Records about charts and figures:
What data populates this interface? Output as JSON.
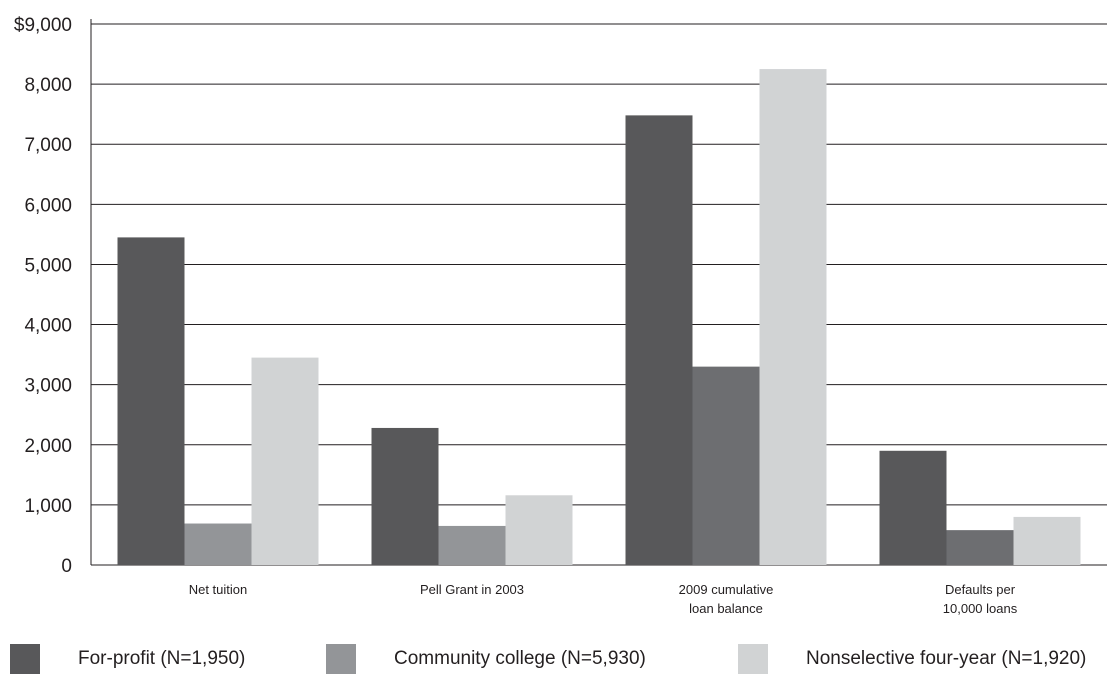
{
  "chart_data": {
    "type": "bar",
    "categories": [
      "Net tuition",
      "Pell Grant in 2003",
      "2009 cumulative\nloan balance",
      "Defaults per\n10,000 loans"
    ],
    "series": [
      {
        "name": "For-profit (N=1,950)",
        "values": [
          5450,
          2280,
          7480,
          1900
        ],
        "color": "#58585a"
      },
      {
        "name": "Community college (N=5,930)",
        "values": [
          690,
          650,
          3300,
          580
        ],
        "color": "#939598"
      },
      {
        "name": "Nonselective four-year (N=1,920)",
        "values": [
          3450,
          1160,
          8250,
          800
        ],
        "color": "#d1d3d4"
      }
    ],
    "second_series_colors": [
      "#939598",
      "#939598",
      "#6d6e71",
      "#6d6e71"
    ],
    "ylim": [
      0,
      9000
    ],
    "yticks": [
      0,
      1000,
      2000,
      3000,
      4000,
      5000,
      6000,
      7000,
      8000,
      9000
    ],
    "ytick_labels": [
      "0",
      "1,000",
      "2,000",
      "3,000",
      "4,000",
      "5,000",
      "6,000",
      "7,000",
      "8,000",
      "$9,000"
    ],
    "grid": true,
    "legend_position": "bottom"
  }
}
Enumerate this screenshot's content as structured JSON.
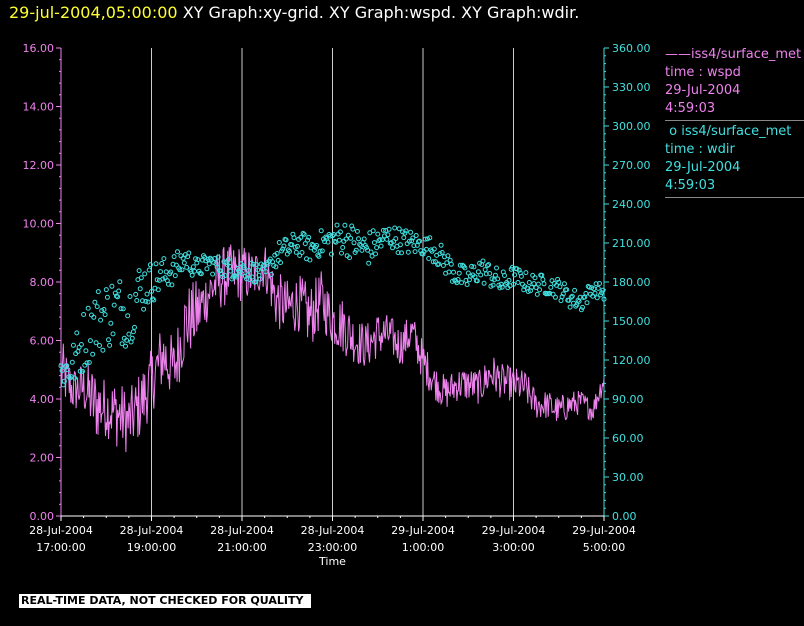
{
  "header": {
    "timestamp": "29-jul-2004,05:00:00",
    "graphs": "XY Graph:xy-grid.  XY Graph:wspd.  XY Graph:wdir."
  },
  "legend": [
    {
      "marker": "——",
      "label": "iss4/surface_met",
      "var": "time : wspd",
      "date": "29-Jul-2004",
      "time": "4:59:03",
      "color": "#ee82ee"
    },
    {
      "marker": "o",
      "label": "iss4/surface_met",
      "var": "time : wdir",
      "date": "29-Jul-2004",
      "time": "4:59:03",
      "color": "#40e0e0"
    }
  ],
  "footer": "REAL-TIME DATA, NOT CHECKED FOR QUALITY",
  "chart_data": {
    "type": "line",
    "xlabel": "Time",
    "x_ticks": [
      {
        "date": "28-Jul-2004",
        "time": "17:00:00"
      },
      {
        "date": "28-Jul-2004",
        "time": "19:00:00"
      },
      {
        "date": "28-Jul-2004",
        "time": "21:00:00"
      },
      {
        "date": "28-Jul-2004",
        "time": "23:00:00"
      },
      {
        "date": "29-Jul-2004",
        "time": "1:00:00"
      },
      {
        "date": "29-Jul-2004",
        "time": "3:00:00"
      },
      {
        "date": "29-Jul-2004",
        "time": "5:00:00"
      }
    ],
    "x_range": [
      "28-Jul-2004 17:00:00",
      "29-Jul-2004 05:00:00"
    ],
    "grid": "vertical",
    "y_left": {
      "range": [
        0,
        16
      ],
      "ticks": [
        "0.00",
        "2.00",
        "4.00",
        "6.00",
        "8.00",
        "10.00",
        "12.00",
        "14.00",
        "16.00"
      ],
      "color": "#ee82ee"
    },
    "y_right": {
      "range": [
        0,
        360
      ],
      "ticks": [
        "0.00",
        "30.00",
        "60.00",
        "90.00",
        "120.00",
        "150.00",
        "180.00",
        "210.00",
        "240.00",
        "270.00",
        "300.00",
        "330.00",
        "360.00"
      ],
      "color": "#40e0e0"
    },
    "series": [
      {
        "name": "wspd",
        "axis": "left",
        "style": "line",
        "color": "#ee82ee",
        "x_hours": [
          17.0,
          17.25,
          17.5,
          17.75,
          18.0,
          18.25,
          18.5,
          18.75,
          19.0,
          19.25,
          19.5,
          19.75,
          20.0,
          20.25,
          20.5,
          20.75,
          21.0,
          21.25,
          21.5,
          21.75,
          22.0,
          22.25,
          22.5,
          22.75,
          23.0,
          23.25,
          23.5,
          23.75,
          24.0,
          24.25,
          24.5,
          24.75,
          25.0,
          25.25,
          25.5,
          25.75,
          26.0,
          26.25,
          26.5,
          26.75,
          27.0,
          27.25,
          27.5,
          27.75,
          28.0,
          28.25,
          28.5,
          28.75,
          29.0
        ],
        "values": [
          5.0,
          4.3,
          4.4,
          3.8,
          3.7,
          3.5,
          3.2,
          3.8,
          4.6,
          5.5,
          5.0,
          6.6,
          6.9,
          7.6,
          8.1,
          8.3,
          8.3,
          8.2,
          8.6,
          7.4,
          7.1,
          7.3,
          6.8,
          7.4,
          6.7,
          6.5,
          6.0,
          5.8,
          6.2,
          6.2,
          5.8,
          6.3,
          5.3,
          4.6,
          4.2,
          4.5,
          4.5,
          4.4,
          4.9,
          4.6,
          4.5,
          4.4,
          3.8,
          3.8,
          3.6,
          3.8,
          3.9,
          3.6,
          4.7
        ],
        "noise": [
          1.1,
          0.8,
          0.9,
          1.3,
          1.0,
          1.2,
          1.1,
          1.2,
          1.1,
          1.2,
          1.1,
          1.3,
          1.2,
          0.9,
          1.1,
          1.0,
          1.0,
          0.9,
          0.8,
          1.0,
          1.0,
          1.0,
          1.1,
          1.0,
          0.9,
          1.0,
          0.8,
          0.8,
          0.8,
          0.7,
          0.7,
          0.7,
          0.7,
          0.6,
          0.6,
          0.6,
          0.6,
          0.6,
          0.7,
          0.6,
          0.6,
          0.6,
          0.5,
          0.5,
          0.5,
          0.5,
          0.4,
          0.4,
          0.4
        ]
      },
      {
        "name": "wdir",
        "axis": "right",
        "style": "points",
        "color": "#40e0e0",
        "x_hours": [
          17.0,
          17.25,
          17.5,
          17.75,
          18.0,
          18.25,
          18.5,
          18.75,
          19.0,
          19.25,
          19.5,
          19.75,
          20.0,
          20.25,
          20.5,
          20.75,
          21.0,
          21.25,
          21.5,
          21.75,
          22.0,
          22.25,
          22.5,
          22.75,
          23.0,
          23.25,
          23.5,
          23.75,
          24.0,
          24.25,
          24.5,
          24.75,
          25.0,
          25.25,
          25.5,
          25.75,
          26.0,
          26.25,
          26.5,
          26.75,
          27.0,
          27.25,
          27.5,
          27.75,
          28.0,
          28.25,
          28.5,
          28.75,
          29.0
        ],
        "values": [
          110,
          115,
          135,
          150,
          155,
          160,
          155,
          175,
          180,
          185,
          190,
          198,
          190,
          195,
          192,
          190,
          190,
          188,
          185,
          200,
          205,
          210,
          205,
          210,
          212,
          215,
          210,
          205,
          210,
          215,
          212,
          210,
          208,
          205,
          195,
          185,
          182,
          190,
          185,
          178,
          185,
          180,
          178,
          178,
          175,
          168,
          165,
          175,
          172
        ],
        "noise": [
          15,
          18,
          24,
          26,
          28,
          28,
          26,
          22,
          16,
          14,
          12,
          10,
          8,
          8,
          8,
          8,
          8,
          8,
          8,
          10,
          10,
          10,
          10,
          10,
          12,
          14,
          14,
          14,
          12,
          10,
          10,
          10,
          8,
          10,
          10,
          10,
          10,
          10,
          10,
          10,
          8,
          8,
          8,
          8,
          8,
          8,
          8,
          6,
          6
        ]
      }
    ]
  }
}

● **Prompt**: Reproduce the listing exactly. Leave its pictures out.

● **Complete answer**:
What data populates this interface? Output as JSON.
{
  "chart_data": {
    "type": "bar",
    "categories": [
      "Net tuition",
      "Pell Grant in 2003",
      "2009 cumulative\nloan balance",
      "Defaults per\n10,000 loans"
    ],
    "series": [
      {
        "name": "For-profit (N=1,950)",
        "values": [
          5450,
          2280,
          7480,
          1900
        ],
        "color": "#58585a"
      },
      {
        "name": "Community college (N=5,930)",
        "values": [
          690,
          650,
          3300,
          580
        ],
        "color": "#939598"
      },
      {
        "name": "Nonselective four-year (N=1,920)",
        "values": [
          3450,
          1160,
          8250,
          800
        ],
        "color": "#d1d3d4"
      }
    ],
    "second_series_colors": [
      "#939598",
      "#939598",
      "#6d6e71",
      "#6d6e71"
    ],
    "ylim": [
      0,
      9000
    ],
    "yticks": [
      0,
      1000,
      2000,
      3000,
      4000,
      5000,
      6000,
      7000,
      8000,
      9000
    ],
    "ytick_labels": [
      "0",
      "1,000",
      "2,000",
      "3,000",
      "4,000",
      "5,000",
      "6,000",
      "7,000",
      "8,000",
      "$9,000"
    ],
    "grid": true,
    "legend_position": "bottom"
  }
}
Enumerate this screenshot's content as structured JSON.
{
  "header": {
    "timestamp": "29-jul-2004,05:00:00",
    "graphs": "XY Graph:xy-grid.  XY Graph:wspd.  XY Graph:wdir."
  },
  "legend": [
    {
      "marker": "——",
      "label": "iss4/surface_met",
      "var": "time : wspd",
      "date": "29-Jul-2004",
      "time": "4:59:03",
      "color": "#ee82ee"
    },
    {
      "marker": "o",
      "label": "iss4/surface_met",
      "var": "time : wdir",
      "date": "29-Jul-2004",
      "time": "4:59:03",
      "color": "#40e0e0"
    }
  ],
  "footer": "REAL-TIME DATA, NOT CHECKED FOR QUALITY",
  "chart_data": {
    "type": "line",
    "xlabel": "Time",
    "x_ticks": [
      {
        "date": "28-Jul-2004",
        "time": "17:00:00"
      },
      {
        "date": "28-Jul-2004",
        "time": "19:00:00"
      },
      {
        "date": "28-Jul-2004",
        "time": "21:00:00"
      },
      {
        "date": "28-Jul-2004",
        "time": "23:00:00"
      },
      {
        "date": "29-Jul-2004",
        "time": "1:00:00"
      },
      {
        "date": "29-Jul-2004",
        "time": "3:00:00"
      },
      {
        "date": "29-Jul-2004",
        "time": "5:00:00"
      }
    ],
    "x_range": [
      "28-Jul-2004 17:00:00",
      "29-Jul-2004 05:00:00"
    ],
    "grid": "vertical",
    "y_left": {
      "range": [
        0,
        16
      ],
      "ticks": [
        "0.00",
        "2.00",
        "4.00",
        "6.00",
        "8.00",
        "10.00",
        "12.00",
        "14.00",
        "16.00"
      ],
      "color": "#ee82ee"
    },
    "y_right": {
      "range": [
        0,
        360
      ],
      "ticks": [
        "0.00",
        "30.00",
        "60.00",
        "90.00",
        "120.00",
        "150.00",
        "180.00",
        "210.00",
        "240.00",
        "270.00",
        "300.00",
        "330.00",
        "360.00"
      ],
      "color": "#40e0e0"
    },
    "series": [
      {
        "name": "wspd",
        "axis": "left",
        "style": "line",
        "color": "#ee82ee",
        "x_hours": [
          17.0,
          17.25,
          17.5,
          17.75,
          18.0,
          18.25,
          18.5,
          18.75,
          19.0,
          19.25,
          19.5,
          19.75,
          20.0,
          20.25,
          20.5,
          20.75,
          21.0,
          21.25,
          21.5,
          21.75,
          22.0,
          22.25,
          22.5,
          22.75,
          23.0,
          23.25,
          23.5,
          23.75,
          24.0,
          24.25,
          24.5,
          24.75,
          25.0,
          25.25,
          25.5,
          25.75,
          26.0,
          26.25,
          26.5,
          26.75,
          27.0,
          27.25,
          27.5,
          27.75,
          28.0,
          28.25,
          28.5,
          28.75,
          29.0
        ],
        "values": [
          5.0,
          4.3,
          4.4,
          3.8,
          3.7,
          3.5,
          3.2,
          3.8,
          4.6,
          5.5,
          5.0,
          6.6,
          6.9,
          7.6,
          8.1,
          8.3,
          8.3,
          8.2,
          8.6,
          7.4,
          7.1,
          7.3,
          6.8,
          7.4,
          6.7,
          6.5,
          6.0,
          5.8,
          6.2,
          6.2,
          5.8,
          6.3,
          5.3,
          4.6,
          4.2,
          4.5,
          4.5,
          4.4,
          4.9,
          4.6,
          4.5,
          4.4,
          3.8,
          3.8,
          3.6,
          3.8,
          3.9,
          3.6,
          4.7
        ],
        "noise": [
          1.1,
          0.8,
          0.9,
          1.3,
          1.0,
          1.2,
          1.1,
          1.2,
          1.1,
          1.2,
          1.1,
          1.3,
          1.2,
          0.9,
          1.1,
          1.0,
          1.0,
          0.9,
          0.8,
          1.0,
          1.0,
          1.0,
          1.1,
          1.0,
          0.9,
          1.0,
          0.8,
          0.8,
          0.8,
          0.7,
          0.7,
          0.7,
          0.7,
          0.6,
          0.6,
          0.6,
          0.6,
          0.6,
          0.7,
          0.6,
          0.6,
          0.6,
          0.5,
          0.5,
          0.5,
          0.5,
          0.4,
          0.4,
          0.4
        ]
      },
      {
        "name": "wdir",
        "axis": "right",
        "style": "points",
        "color": "#40e0e0",
        "x_hours": [
          17.0,
          17.25,
          17.5,
          17.75,
          18.0,
          18.25,
          18.5,
          18.75,
          19.0,
          19.25,
          19.5,
          19.75,
          20.0,
          20.25,
          20.5,
          20.75,
          21.0,
          21.25,
          21.5,
          21.75,
          22.0,
          22.25,
          22.5,
          22.75,
          23.0,
          23.25,
          23.5,
          23.75,
          24.0,
          24.25,
          24.5,
          24.75,
          25.0,
          25.25,
          25.5,
          25.75,
          26.0,
          26.25,
          26.5,
          26.75,
          27.0,
          27.25,
          27.5,
          27.75,
          28.0,
          28.25,
          28.5,
          28.75,
          29.0
        ],
        "values": [
          110,
          115,
          135,
          150,
          155,
          160,
          155,
          175,
          180,
          185,
          190,
          198,
          190,
          195,
          192,
          190,
          190,
          188,
          185,
          200,
          205,
          210,
          205,
          210,
          212,
          215,
          210,
          205,
          210,
          215,
          212,
          210,
          208,
          205,
          195,
          185,
          182,
          190,
          185,
          178,
          185,
          180,
          178,
          178,
          175,
          168,
          165,
          175,
          172
        ],
        "noise": [
          15,
          18,
          24,
          26,
          28,
          28,
          26,
          22,
          16,
          14,
          12,
          10,
          8,
          8,
          8,
          8,
          8,
          8,
          8,
          10,
          10,
          10,
          10,
          10,
          12,
          14,
          14,
          14,
          12,
          10,
          10,
          10,
          8,
          10,
          10,
          10,
          10,
          10,
          10,
          10,
          8,
          8,
          8,
          8,
          8,
          8,
          8,
          6,
          6
        ]
      }
    ]
  }
}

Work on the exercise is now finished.